STATED PROBLEM: Below is a block of records; reproduce all of them exactly and leave out any pictures.

>> BEGIN

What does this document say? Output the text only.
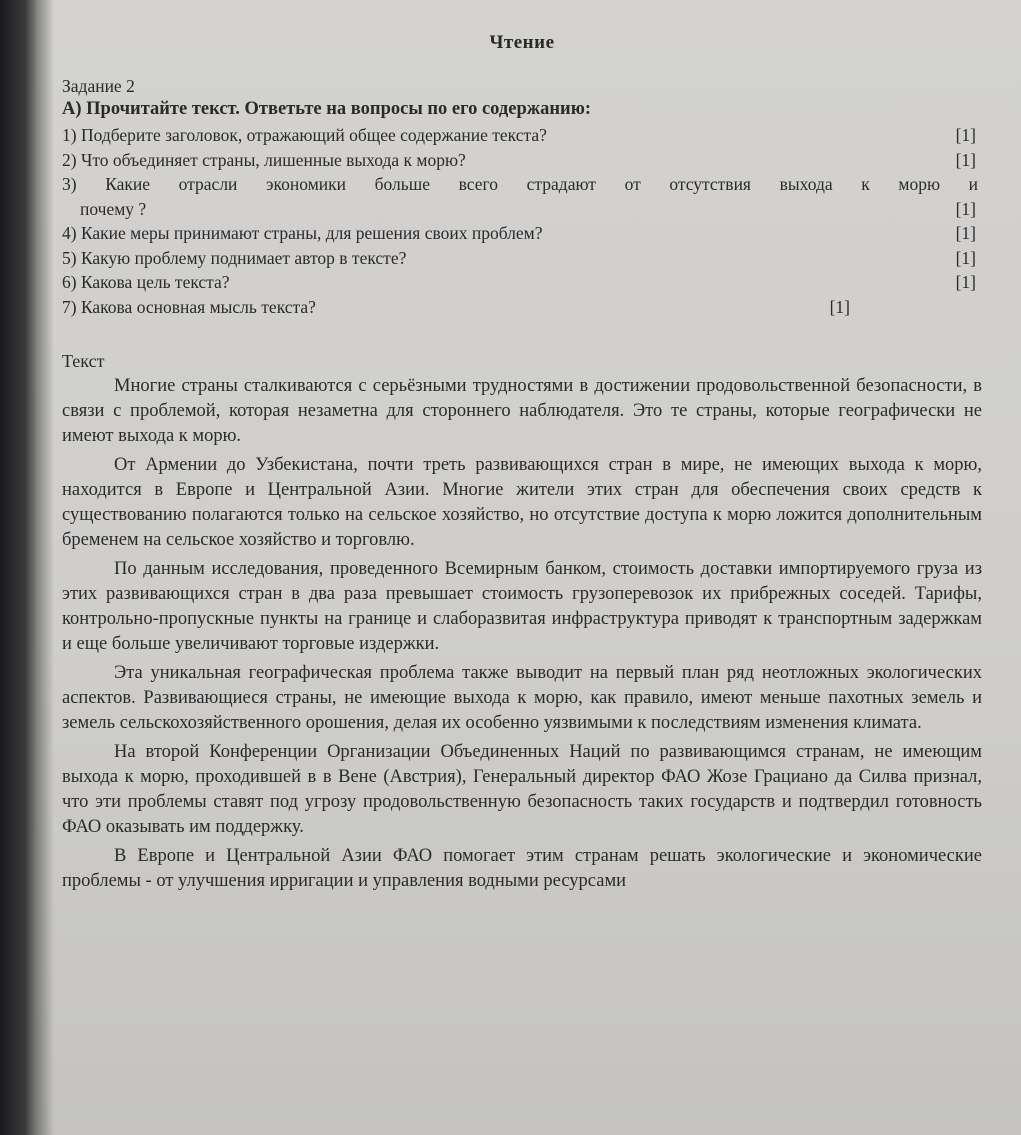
Чтение
Задание 2
А) Прочитайте текст. Ответьте на вопросы по его содержанию:
1) Подберите заголовок, отражающий общее содержание текста?	[1]
2) Что объединяет страны, лишенные выхода к морю?	[1]
3) Какие отрасли экономики больше всего страдают от отсутствия выхода к морю и
почему ?	[1]
4) Какие меры принимают страны, для решения своих проблем?	[1]
5) Какую проблему поднимает автор в тексте?	[1]
6) Какова цель текста?	[1]
7) Какова основная мысль текста?	[1]
Текст

Многие страны сталкиваются с серьёзными трудностями в достижении продовольственной безопасности, в связи с проблемой, которая незаметна для стороннего наблюдателя. Это те страны, которые географически не имеют выхода к морю.

От Армении до Узбекистана, почти треть развивающихся стран в мире, не имеющих выхода к морю, находится в Европе и Центральной Азии. Многие жители этих стран для обеспечения своих средств к существованию полагаются только на сельское хозяйство, но отсутствие доступа к морю ложится дополнительным бременем на сельское хозяйство и торговлю.

По данным исследования, проведенного Всемирным банком, стоимость доставки импортируемого груза из этих развивающихся стран в два раза превышает стоимость грузоперевозок их прибрежных соседей. Тарифы, контрольно-пропускные пункты на границе и слаборазвитая инфраструктура приводят к транспортным задержкам и еще больше увеличивают торговые издержки.

Эта уникальная географическая проблема также выводит на первый план ряд неотложных экологических аспектов. Развивающиеся страны, не имеющие выхода к морю, как правило, имеют меньше пахотных земель и земель сельскохозяйственного орошения, делая их особенно уязвимыми к последствиям изменения климата.

На второй Конференции Организации Объединенных Наций по развивающимся странам, не имеющим выхода к морю, проходившей в в Вене (Австрия), Генеральный директор ФАО Жозе Грациано да Силва признал, что эти проблемы ставят под угрозу продовольственную безопасность таких государств и подтвердил готовность ФАО оказывать им поддержку.

В Европе и Центральной Азии ФАО помогает этим странам решать экологические и экономические проблемы - от улучшения ирригации и управления водными ресурсами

>> END

REPLY TO THE TASK:
What does this document say? Output the text only.
Чтение
Задание 2
А) Прочитайте текст. Ответьте на вопросы по его содержанию:
1) Подберите заголовок, отражающий общее содержание текста?	[1]
2) Что объединяет страны, лишенные выхода к морю?	[1]
3) Какие отрасли экономики больше всего страдают от отсутствия выхода к морю и
почему ?	[1]
4) Какие меры принимают страны, для решения своих проблем?	[1]
5) Какую проблему поднимает автор в тексте?	[1]
6) Какова цель текста?	[1]
7) Какова основная мысль текста?	[1]
Текст

Многие страны сталкиваются с серьёзными трудностями в достижении продовольственной безопасности, в связи с проблемой, которая незаметна для стороннего наблюдателя. Это те страны, которые географически не имеют выхода к морю.

От Армении до Узбекистана, почти треть развивающихся стран в мире, не имеющих выхода к морю, находится в Европе и Центральной Азии. Многие жители этих стран для обеспечения своих средств к существованию полагаются только на сельское хозяйство, но отсутствие доступа к морю ложится дополнительным бременем на сельское хозяйство и торговлю.

По данным исследования, проведенного Всемирным банком, стоимость доставки импортируемого груза из этих развивающихся стран в два раза превышает стоимость грузоперевозок их прибрежных соседей. Тарифы, контрольно-пропускные пункты на границе и слаборазвитая инфраструктура приводят к транспортным задержкам и еще больше увеличивают торговые издержки.

Эта уникальная географическая проблема также выводит на первый план ряд неотложных экологических аспектов. Развивающиеся страны, не имеющие выхода к морю, как правило, имеют меньше пахотных земель и земель сельскохозяйственного орошения, делая их особенно уязвимыми к последствиям изменения климата.

На второй Конференции Организации Объединенных Наций по развивающимся странам, не имеющим выхода к морю, проходившей в в Вене (Австрия), Генеральный директор ФАО Жозе Грациано да Силва признал, что эти проблемы ставят под угрозу продовольственную безопасность таких государств и подтвердил готовность ФАО оказывать им поддержку.

В Европе и Центральной Азии ФАО помогает этим странам решать экологические и экономические проблемы - от улучшения ирригации и управления водными ресурсами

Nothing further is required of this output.